What to work on =>
Go through the listing and set it down exactly, leaving out its pictures.

Available data =>
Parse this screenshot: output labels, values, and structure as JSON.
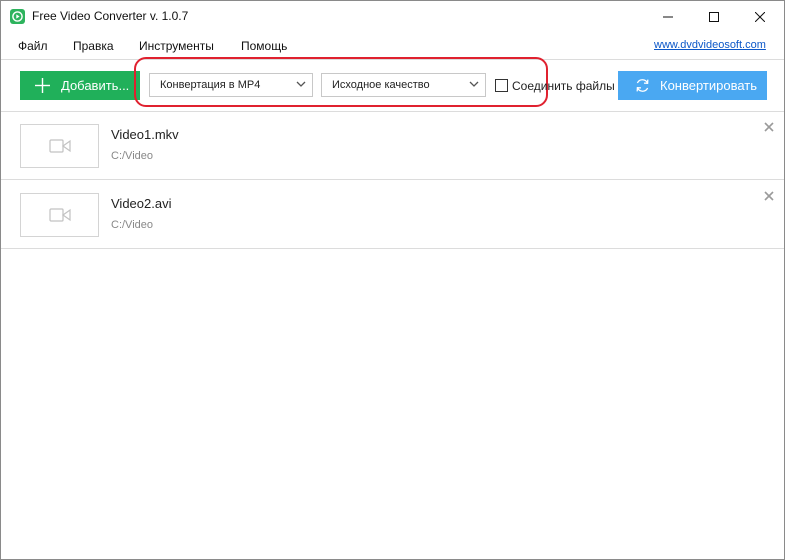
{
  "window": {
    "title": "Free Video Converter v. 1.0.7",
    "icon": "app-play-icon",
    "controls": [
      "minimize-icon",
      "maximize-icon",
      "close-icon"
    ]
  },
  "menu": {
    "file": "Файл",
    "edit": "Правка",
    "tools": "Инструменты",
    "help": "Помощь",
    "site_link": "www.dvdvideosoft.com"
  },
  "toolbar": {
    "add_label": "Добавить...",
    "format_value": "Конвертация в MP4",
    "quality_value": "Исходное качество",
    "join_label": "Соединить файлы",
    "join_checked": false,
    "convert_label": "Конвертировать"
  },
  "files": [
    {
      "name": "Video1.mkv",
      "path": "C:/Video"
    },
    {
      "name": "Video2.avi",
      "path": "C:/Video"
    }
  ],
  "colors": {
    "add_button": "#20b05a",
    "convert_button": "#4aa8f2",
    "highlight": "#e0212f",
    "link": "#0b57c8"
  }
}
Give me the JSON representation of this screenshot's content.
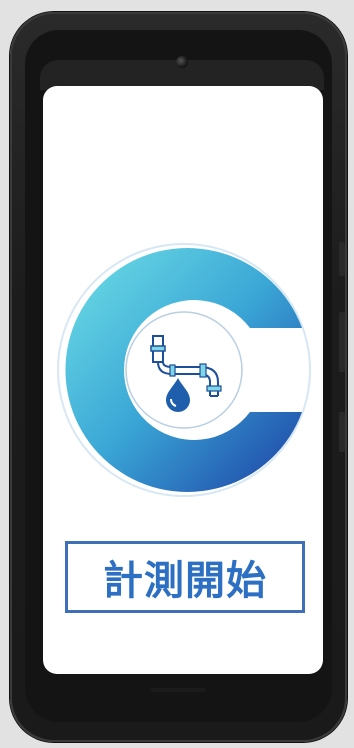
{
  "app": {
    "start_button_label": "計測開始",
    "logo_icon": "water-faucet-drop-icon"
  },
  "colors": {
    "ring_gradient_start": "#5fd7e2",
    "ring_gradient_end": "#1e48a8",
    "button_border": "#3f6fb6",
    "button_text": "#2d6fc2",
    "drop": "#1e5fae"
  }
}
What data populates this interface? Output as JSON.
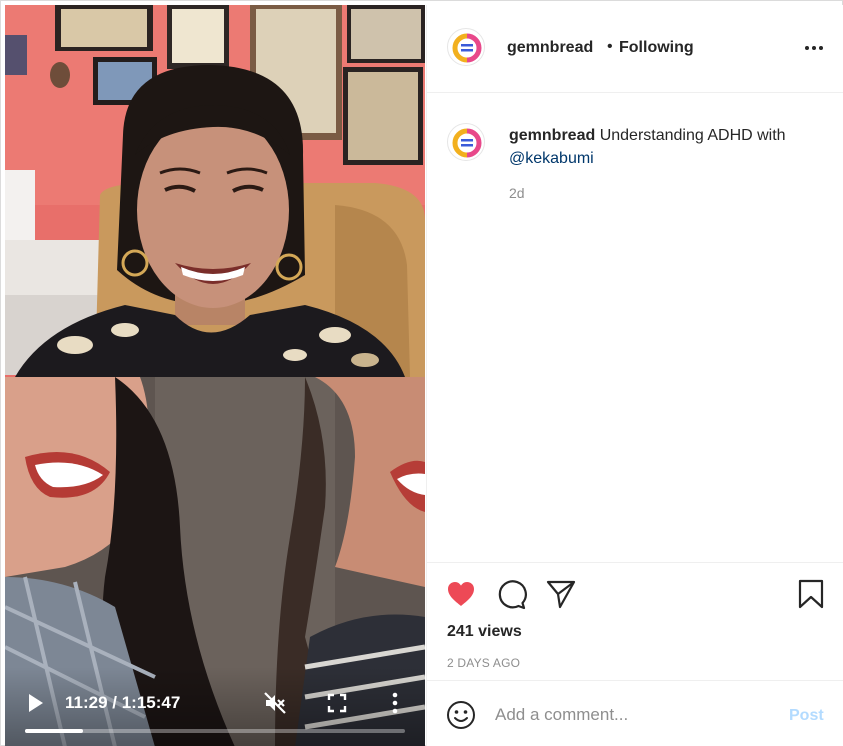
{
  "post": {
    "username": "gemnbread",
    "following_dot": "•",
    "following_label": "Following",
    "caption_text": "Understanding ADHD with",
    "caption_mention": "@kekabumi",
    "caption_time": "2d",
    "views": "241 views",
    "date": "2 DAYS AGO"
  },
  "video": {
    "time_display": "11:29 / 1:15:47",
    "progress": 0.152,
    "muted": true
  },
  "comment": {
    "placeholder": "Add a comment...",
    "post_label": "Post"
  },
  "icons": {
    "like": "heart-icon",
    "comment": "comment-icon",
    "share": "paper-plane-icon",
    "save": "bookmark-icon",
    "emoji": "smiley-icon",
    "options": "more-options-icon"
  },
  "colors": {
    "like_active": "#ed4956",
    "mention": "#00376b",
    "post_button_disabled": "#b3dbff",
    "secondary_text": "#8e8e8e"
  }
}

Final answer =>
Parse this screenshot: output labels, values, and structure as JSON.
{
  "window": {
    "title": "Free Video Converter v. 1.0.7",
    "icon": "app-play-icon",
    "controls": [
      "minimize-icon",
      "maximize-icon",
      "close-icon"
    ]
  },
  "menu": {
    "file": "Файл",
    "edit": "Правка",
    "tools": "Инструменты",
    "help": "Помощь",
    "site_link": "www.dvdvideosoft.com"
  },
  "toolbar": {
    "add_label": "Добавить...",
    "format_value": "Конвертация в MP4",
    "quality_value": "Исходное качество",
    "join_label": "Соединить файлы",
    "join_checked": false,
    "convert_label": "Конвертировать"
  },
  "files": [
    {
      "name": "Video1.mkv",
      "path": "C:/Video"
    },
    {
      "name": "Video2.avi",
      "path": "C:/Video"
    }
  ],
  "colors": {
    "add_button": "#20b05a",
    "convert_button": "#4aa8f2",
    "highlight": "#e0212f",
    "link": "#0b57c8"
  }
}
Give me the JSON representation of this screenshot's content.
{
  "app": {
    "start_button_label": "計測開始",
    "logo_icon": "water-faucet-drop-icon"
  },
  "colors": {
    "ring_gradient_start": "#5fd7e2",
    "ring_gradient_end": "#1e48a8",
    "button_border": "#3f6fb6",
    "button_text": "#2d6fc2",
    "drop": "#1e5fae"
  }
}
What data populates this interface? Output as JSON.
{
  "post": {
    "username": "gemnbread",
    "following_dot": "•",
    "following_label": "Following",
    "caption_text": "Understanding ADHD with",
    "caption_mention": "@kekabumi",
    "caption_time": "2d",
    "views": "241 views",
    "date": "2 DAYS AGO"
  },
  "video": {
    "time_display": "11:29 / 1:15:47",
    "progress": 0.152,
    "muted": true
  },
  "comment": {
    "placeholder": "Add a comment...",
    "post_label": "Post"
  },
  "icons": {
    "like": "heart-icon",
    "comment": "comment-icon",
    "share": "paper-plane-icon",
    "save": "bookmark-icon",
    "emoji": "smiley-icon",
    "options": "more-options-icon"
  },
  "colors": {
    "like_active": "#ed4956",
    "mention": "#00376b",
    "post_button_disabled": "#b3dbff",
    "secondary_text": "#8e8e8e"
  }
}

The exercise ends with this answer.